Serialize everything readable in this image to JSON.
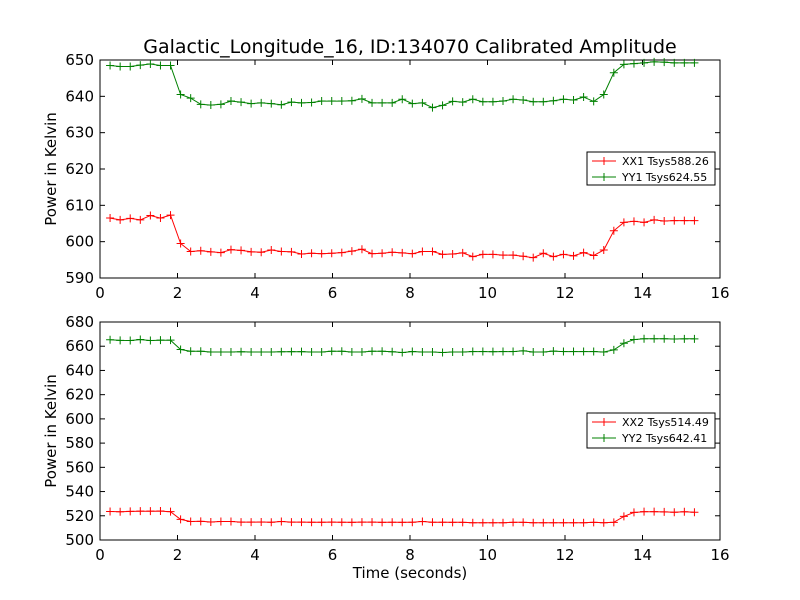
{
  "figure": {
    "title": "Galactic_Longitude_16, ID:134070 Calibrated Amplitude"
  },
  "chart_data": [
    {
      "type": "line",
      "title": "Galactic_Longitude_16, ID:134070 Calibrated Amplitude",
      "xlabel": "",
      "ylabel": "Power in Kelvin",
      "xlim": [
        0,
        16
      ],
      "ylim": [
        590,
        650
      ],
      "xticks": [
        0,
        2,
        4,
        6,
        8,
        10,
        12,
        14,
        16
      ],
      "yticks": [
        590,
        600,
        610,
        620,
        630,
        640,
        650
      ],
      "grid": false,
      "legend_position": "center-right",
      "x": [
        0.26,
        0.52,
        0.78,
        1.04,
        1.3,
        1.56,
        1.82,
        2.08,
        2.34,
        2.6,
        2.86,
        3.12,
        3.38,
        3.64,
        3.9,
        4.16,
        4.42,
        4.68,
        4.94,
        5.2,
        5.46,
        5.72,
        5.98,
        6.24,
        6.5,
        6.76,
        7.02,
        7.28,
        7.54,
        7.8,
        8.06,
        8.32,
        8.58,
        8.84,
        9.1,
        9.36,
        9.62,
        9.88,
        10.14,
        10.4,
        10.66,
        10.92,
        11.18,
        11.44,
        11.7,
        11.96,
        12.22,
        12.48,
        12.74,
        13.0,
        13.26,
        13.52,
        13.78,
        14.04,
        14.3,
        14.56,
        14.82,
        15.08,
        15.34
      ],
      "series": [
        {
          "name": "XX1 Tsys588.26",
          "color": "#ff0000",
          "values": [
            606.5,
            606.0,
            606.4,
            606.0,
            607.2,
            606.5,
            607.3,
            599.5,
            597.3,
            597.5,
            597.2,
            597.0,
            597.8,
            597.6,
            597.2,
            597.1,
            597.7,
            597.3,
            597.2,
            596.6,
            596.8,
            596.7,
            596.8,
            597.0,
            597.4,
            597.9,
            596.7,
            596.8,
            597.1,
            596.9,
            596.7,
            597.3,
            597.3,
            596.5,
            596.6,
            596.9,
            595.9,
            596.5,
            596.5,
            596.3,
            596.3,
            596.0,
            595.6,
            596.8,
            595.9,
            596.5,
            596.1,
            597.0,
            596.2,
            597.7,
            603.0,
            605.3,
            605.6,
            605.3,
            606.0,
            605.7,
            605.8,
            605.8,
            605.8
          ]
        },
        {
          "name": "YY1 Tsys624.55",
          "color": "#008000",
          "values": [
            648.5,
            648.2,
            648.2,
            648.6,
            648.9,
            648.5,
            648.5,
            640.5,
            639.5,
            637.8,
            637.6,
            637.8,
            638.7,
            638.4,
            638.0,
            638.2,
            638.0,
            637.7,
            638.4,
            638.2,
            638.3,
            638.7,
            638.7,
            638.7,
            638.8,
            639.3,
            638.2,
            638.2,
            638.2,
            639.2,
            638.0,
            638.2,
            636.9,
            637.5,
            638.6,
            638.4,
            639.2,
            638.5,
            638.5,
            638.7,
            639.2,
            639.0,
            638.5,
            638.5,
            638.8,
            639.2,
            639.0,
            639.8,
            638.6,
            640.5,
            646.5,
            648.8,
            649.0,
            649.2,
            649.5,
            649.4,
            649.2,
            649.2,
            649.2
          ]
        }
      ]
    },
    {
      "type": "line",
      "title": "",
      "xlabel": "Time (seconds)",
      "ylabel": "Power in Kelvin",
      "xlim": [
        0,
        16
      ],
      "ylim": [
        500,
        680
      ],
      "xticks": [
        0,
        2,
        4,
        6,
        8,
        10,
        12,
        14,
        16
      ],
      "yticks": [
        500,
        520,
        540,
        560,
        580,
        600,
        620,
        640,
        660,
        680
      ],
      "grid": false,
      "legend_position": "center-right",
      "x": [
        0.26,
        0.52,
        0.78,
        1.04,
        1.3,
        1.56,
        1.82,
        2.08,
        2.34,
        2.6,
        2.86,
        3.12,
        3.38,
        3.64,
        3.9,
        4.16,
        4.42,
        4.68,
        4.94,
        5.2,
        5.46,
        5.72,
        5.98,
        6.24,
        6.5,
        6.76,
        7.02,
        7.28,
        7.54,
        7.8,
        8.06,
        8.32,
        8.58,
        8.84,
        9.1,
        9.36,
        9.62,
        9.88,
        10.14,
        10.4,
        10.66,
        10.92,
        11.18,
        11.44,
        11.7,
        11.96,
        12.22,
        12.48,
        12.74,
        13.0,
        13.26,
        13.52,
        13.78,
        14.04,
        14.3,
        14.56,
        14.82,
        15.08,
        15.34
      ],
      "series": [
        {
          "name": "XX2 Tsys514.49",
          "color": "#ff0000",
          "values": [
            523.5,
            523.3,
            523.6,
            523.8,
            523.8,
            523.9,
            523.4,
            517.0,
            515.3,
            515.4,
            514.9,
            515.3,
            515.3,
            514.8,
            514.8,
            514.9,
            514.7,
            515.3,
            514.8,
            514.8,
            514.7,
            514.7,
            514.8,
            514.7,
            514.6,
            514.8,
            514.8,
            514.6,
            514.7,
            514.6,
            514.7,
            515.3,
            514.7,
            514.7,
            514.6,
            514.6,
            514.2,
            514.2,
            514.2,
            514.2,
            514.6,
            514.6,
            514.2,
            514.2,
            514.2,
            514.2,
            514.2,
            514.2,
            514.6,
            514.2,
            514.6,
            519.5,
            522.8,
            523.4,
            523.4,
            523.2,
            522.9,
            523.3,
            522.9
          ]
        },
        {
          "name": "YY2 Tsys642.41",
          "color": "#008000",
          "values": [
            665.3,
            664.8,
            664.7,
            665.5,
            664.7,
            665.0,
            665.0,
            657.3,
            655.8,
            655.8,
            655.2,
            655.2,
            655.2,
            655.4,
            655.2,
            655.2,
            655.2,
            655.4,
            655.5,
            655.5,
            655.2,
            655.2,
            655.8,
            655.9,
            655.2,
            655.2,
            655.8,
            655.8,
            655.4,
            654.8,
            655.6,
            655.2,
            655.2,
            654.8,
            655.2,
            655.2,
            655.6,
            655.6,
            655.5,
            655.6,
            655.6,
            656.2,
            655.2,
            655.2,
            656.0,
            655.6,
            655.6,
            655.6,
            655.6,
            655.2,
            657.0,
            662.5,
            665.5,
            666.2,
            666.2,
            666.2,
            666.0,
            666.1,
            666.1
          ]
        }
      ]
    }
  ]
}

• **WHAT IS BEING ASKED**: Reproduce the entries above word for word. Pictures stay out.

• **ANSWER BELOW**:
Serialize everything readable in this image to JSON.
{
  "figure": {
    "title": "Galactic_Longitude_16, ID:134070 Calibrated Amplitude"
  },
  "chart_data": [
    {
      "type": "line",
      "title": "Galactic_Longitude_16, ID:134070 Calibrated Amplitude",
      "xlabel": "",
      "ylabel": "Power in Kelvin",
      "xlim": [
        0,
        16
      ],
      "ylim": [
        590,
        650
      ],
      "xticks": [
        0,
        2,
        4,
        6,
        8,
        10,
        12,
        14,
        16
      ],
      "yticks": [
        590,
        600,
        610,
        620,
        630,
        640,
        650
      ],
      "grid": false,
      "legend_position": "center-right",
      "x": [
        0.26,
        0.52,
        0.78,
        1.04,
        1.3,
        1.56,
        1.82,
        2.08,
        2.34,
        2.6,
        2.86,
        3.12,
        3.38,
        3.64,
        3.9,
        4.16,
        4.42,
        4.68,
        4.94,
        5.2,
        5.46,
        5.72,
        5.98,
        6.24,
        6.5,
        6.76,
        7.02,
        7.28,
        7.54,
        7.8,
        8.06,
        8.32,
        8.58,
        8.84,
        9.1,
        9.36,
        9.62,
        9.88,
        10.14,
        10.4,
        10.66,
        10.92,
        11.18,
        11.44,
        11.7,
        11.96,
        12.22,
        12.48,
        12.74,
        13.0,
        13.26,
        13.52,
        13.78,
        14.04,
        14.3,
        14.56,
        14.82,
        15.08,
        15.34
      ],
      "series": [
        {
          "name": "XX1 Tsys588.26",
          "color": "#ff0000",
          "values": [
            606.5,
            606.0,
            606.4,
            606.0,
            607.2,
            606.5,
            607.3,
            599.5,
            597.3,
            597.5,
            597.2,
            597.0,
            597.8,
            597.6,
            597.2,
            597.1,
            597.7,
            597.3,
            597.2,
            596.6,
            596.8,
            596.7,
            596.8,
            597.0,
            597.4,
            597.9,
            596.7,
            596.8,
            597.1,
            596.9,
            596.7,
            597.3,
            597.3,
            596.5,
            596.6,
            596.9,
            595.9,
            596.5,
            596.5,
            596.3,
            596.3,
            596.0,
            595.6,
            596.8,
            595.9,
            596.5,
            596.1,
            597.0,
            596.2,
            597.7,
            603.0,
            605.3,
            605.6,
            605.3,
            606.0,
            605.7,
            605.8,
            605.8,
            605.8
          ]
        },
        {
          "name": "YY1 Tsys624.55",
          "color": "#008000",
          "values": [
            648.5,
            648.2,
            648.2,
            648.6,
            648.9,
            648.5,
            648.5,
            640.5,
            639.5,
            637.8,
            637.6,
            637.8,
            638.7,
            638.4,
            638.0,
            638.2,
            638.0,
            637.7,
            638.4,
            638.2,
            638.3,
            638.7,
            638.7,
            638.7,
            638.8,
            639.3,
            638.2,
            638.2,
            638.2,
            639.2,
            638.0,
            638.2,
            636.9,
            637.5,
            638.6,
            638.4,
            639.2,
            638.5,
            638.5,
            638.7,
            639.2,
            639.0,
            638.5,
            638.5,
            638.8,
            639.2,
            639.0,
            639.8,
            638.6,
            640.5,
            646.5,
            648.8,
            649.0,
            649.2,
            649.5,
            649.4,
            649.2,
            649.2,
            649.2
          ]
        }
      ]
    },
    {
      "type": "line",
      "title": "",
      "xlabel": "Time (seconds)",
      "ylabel": "Power in Kelvin",
      "xlim": [
        0,
        16
      ],
      "ylim": [
        500,
        680
      ],
      "xticks": [
        0,
        2,
        4,
        6,
        8,
        10,
        12,
        14,
        16
      ],
      "yticks": [
        500,
        520,
        540,
        560,
        580,
        600,
        620,
        640,
        660,
        680
      ],
      "grid": false,
      "legend_position": "center-right",
      "x": [
        0.26,
        0.52,
        0.78,
        1.04,
        1.3,
        1.56,
        1.82,
        2.08,
        2.34,
        2.6,
        2.86,
        3.12,
        3.38,
        3.64,
        3.9,
        4.16,
        4.42,
        4.68,
        4.94,
        5.2,
        5.46,
        5.72,
        5.98,
        6.24,
        6.5,
        6.76,
        7.02,
        7.28,
        7.54,
        7.8,
        8.06,
        8.32,
        8.58,
        8.84,
        9.1,
        9.36,
        9.62,
        9.88,
        10.14,
        10.4,
        10.66,
        10.92,
        11.18,
        11.44,
        11.7,
        11.96,
        12.22,
        12.48,
        12.74,
        13.0,
        13.26,
        13.52,
        13.78,
        14.04,
        14.3,
        14.56,
        14.82,
        15.08,
        15.34
      ],
      "series": [
        {
          "name": "XX2 Tsys514.49",
          "color": "#ff0000",
          "values": [
            523.5,
            523.3,
            523.6,
            523.8,
            523.8,
            523.9,
            523.4,
            517.0,
            515.3,
            515.4,
            514.9,
            515.3,
            515.3,
            514.8,
            514.8,
            514.9,
            514.7,
            515.3,
            514.8,
            514.8,
            514.7,
            514.7,
            514.8,
            514.7,
            514.6,
            514.8,
            514.8,
            514.6,
            514.7,
            514.6,
            514.7,
            515.3,
            514.7,
            514.7,
            514.6,
            514.6,
            514.2,
            514.2,
            514.2,
            514.2,
            514.6,
            514.6,
            514.2,
            514.2,
            514.2,
            514.2,
            514.2,
            514.2,
            514.6,
            514.2,
            514.6,
            519.5,
            522.8,
            523.4,
            523.4,
            523.2,
            522.9,
            523.3,
            522.9
          ]
        },
        {
          "name": "YY2 Tsys642.41",
          "color": "#008000",
          "values": [
            665.3,
            664.8,
            664.7,
            665.5,
            664.7,
            665.0,
            665.0,
            657.3,
            655.8,
            655.8,
            655.2,
            655.2,
            655.2,
            655.4,
            655.2,
            655.2,
            655.2,
            655.4,
            655.5,
            655.5,
            655.2,
            655.2,
            655.8,
            655.9,
            655.2,
            655.2,
            655.8,
            655.8,
            655.4,
            654.8,
            655.6,
            655.2,
            655.2,
            654.8,
            655.2,
            655.2,
            655.6,
            655.6,
            655.5,
            655.6,
            655.6,
            656.2,
            655.2,
            655.2,
            656.0,
            655.6,
            655.6,
            655.6,
            655.6,
            655.2,
            657.0,
            662.5,
            665.5,
            666.2,
            666.2,
            666.2,
            666.0,
            666.1,
            666.1
          ]
        }
      ]
    }
  ]
}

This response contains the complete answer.